-------- Data records --------

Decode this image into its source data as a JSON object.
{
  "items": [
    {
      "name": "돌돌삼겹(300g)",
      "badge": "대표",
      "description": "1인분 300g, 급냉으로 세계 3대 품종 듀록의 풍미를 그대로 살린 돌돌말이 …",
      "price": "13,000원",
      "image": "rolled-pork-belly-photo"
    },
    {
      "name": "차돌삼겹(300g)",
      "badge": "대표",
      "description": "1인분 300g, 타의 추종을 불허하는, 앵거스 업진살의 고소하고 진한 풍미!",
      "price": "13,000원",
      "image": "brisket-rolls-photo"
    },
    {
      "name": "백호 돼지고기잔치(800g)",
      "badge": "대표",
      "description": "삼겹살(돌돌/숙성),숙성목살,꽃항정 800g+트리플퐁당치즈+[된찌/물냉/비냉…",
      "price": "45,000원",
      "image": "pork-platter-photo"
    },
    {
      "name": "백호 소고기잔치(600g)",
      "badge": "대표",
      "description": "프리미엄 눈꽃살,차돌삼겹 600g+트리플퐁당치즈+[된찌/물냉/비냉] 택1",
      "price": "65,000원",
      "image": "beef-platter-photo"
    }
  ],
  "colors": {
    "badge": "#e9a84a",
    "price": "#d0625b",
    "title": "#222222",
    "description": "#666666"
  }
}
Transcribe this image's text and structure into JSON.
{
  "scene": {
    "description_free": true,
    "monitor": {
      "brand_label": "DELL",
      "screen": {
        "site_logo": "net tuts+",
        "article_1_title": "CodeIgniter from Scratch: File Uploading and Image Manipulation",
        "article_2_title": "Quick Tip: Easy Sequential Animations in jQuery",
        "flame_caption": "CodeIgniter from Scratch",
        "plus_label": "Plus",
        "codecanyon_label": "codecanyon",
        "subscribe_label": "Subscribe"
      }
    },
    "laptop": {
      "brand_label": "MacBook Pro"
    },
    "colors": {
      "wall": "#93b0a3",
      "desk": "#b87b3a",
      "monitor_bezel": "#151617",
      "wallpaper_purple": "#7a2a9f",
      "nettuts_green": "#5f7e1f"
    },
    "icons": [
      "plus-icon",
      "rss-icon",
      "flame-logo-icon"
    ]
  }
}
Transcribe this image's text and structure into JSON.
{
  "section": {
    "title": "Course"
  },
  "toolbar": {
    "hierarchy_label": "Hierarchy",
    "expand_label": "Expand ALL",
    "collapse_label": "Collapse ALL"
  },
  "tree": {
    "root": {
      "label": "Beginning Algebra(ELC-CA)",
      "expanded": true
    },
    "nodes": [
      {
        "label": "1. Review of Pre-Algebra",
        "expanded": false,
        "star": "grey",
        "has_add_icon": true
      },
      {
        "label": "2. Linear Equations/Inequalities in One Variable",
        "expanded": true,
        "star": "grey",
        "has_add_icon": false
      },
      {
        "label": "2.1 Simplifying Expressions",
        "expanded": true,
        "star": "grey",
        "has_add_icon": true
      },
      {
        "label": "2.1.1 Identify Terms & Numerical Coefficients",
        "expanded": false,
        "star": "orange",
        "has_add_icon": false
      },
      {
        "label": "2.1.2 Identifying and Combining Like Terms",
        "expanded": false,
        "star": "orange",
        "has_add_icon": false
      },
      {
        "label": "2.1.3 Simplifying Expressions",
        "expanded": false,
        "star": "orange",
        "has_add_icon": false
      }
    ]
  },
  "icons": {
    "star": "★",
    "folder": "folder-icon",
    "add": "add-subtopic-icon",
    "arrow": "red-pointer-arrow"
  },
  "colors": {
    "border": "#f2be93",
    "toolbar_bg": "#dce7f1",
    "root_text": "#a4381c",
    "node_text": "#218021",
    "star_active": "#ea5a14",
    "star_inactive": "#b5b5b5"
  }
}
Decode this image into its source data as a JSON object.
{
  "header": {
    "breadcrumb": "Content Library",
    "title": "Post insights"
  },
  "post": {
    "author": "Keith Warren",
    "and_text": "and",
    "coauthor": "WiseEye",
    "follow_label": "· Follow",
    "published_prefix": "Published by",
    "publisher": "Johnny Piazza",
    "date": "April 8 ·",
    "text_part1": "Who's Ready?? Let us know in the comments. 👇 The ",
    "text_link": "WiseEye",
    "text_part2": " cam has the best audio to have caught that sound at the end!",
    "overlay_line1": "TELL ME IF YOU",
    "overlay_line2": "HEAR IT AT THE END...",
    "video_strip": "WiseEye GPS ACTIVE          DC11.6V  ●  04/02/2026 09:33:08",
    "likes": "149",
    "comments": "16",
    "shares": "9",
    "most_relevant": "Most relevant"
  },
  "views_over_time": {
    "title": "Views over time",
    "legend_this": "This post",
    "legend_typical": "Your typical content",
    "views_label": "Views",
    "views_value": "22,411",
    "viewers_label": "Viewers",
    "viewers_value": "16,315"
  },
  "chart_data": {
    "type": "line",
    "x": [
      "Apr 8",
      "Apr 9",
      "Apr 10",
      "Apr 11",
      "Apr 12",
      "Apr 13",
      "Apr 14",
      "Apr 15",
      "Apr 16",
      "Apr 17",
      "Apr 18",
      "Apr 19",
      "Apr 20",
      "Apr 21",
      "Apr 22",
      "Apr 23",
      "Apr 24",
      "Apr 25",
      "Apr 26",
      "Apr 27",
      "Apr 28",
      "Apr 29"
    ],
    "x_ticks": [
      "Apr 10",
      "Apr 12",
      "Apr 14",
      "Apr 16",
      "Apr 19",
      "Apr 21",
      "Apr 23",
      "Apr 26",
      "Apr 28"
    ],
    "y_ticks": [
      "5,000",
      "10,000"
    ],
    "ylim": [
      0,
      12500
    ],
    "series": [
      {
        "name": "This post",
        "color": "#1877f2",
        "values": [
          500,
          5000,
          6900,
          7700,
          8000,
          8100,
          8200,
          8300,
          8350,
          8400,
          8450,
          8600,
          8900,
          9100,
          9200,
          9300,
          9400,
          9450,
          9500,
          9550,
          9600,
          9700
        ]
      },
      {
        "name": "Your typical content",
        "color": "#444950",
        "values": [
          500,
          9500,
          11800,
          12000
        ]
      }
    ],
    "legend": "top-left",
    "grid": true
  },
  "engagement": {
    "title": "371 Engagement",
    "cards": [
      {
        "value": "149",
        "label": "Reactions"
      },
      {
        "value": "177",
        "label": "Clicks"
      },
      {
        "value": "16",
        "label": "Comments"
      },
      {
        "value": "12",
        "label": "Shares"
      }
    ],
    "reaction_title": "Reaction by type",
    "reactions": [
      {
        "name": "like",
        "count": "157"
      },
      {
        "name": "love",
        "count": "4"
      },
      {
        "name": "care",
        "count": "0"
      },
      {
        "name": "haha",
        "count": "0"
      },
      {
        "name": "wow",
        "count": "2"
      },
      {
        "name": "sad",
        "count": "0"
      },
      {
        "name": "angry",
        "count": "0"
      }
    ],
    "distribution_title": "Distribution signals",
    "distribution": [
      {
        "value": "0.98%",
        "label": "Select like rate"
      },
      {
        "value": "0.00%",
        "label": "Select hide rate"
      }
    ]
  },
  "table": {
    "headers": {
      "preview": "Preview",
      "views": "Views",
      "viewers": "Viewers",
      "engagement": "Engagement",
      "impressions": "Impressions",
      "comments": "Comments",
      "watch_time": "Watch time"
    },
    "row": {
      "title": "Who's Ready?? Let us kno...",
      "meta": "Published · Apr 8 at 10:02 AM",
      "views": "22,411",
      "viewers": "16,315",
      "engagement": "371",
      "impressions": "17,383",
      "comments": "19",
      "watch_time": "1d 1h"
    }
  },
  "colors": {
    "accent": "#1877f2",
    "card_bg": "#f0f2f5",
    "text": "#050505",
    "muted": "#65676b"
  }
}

--------

Return all lines of the material above in which the word "Algebra" occurs.

### Task solution
      "label": "Beginning Algebra(ELC-CA)",
        "label": "1. Review of Pre-Algebra",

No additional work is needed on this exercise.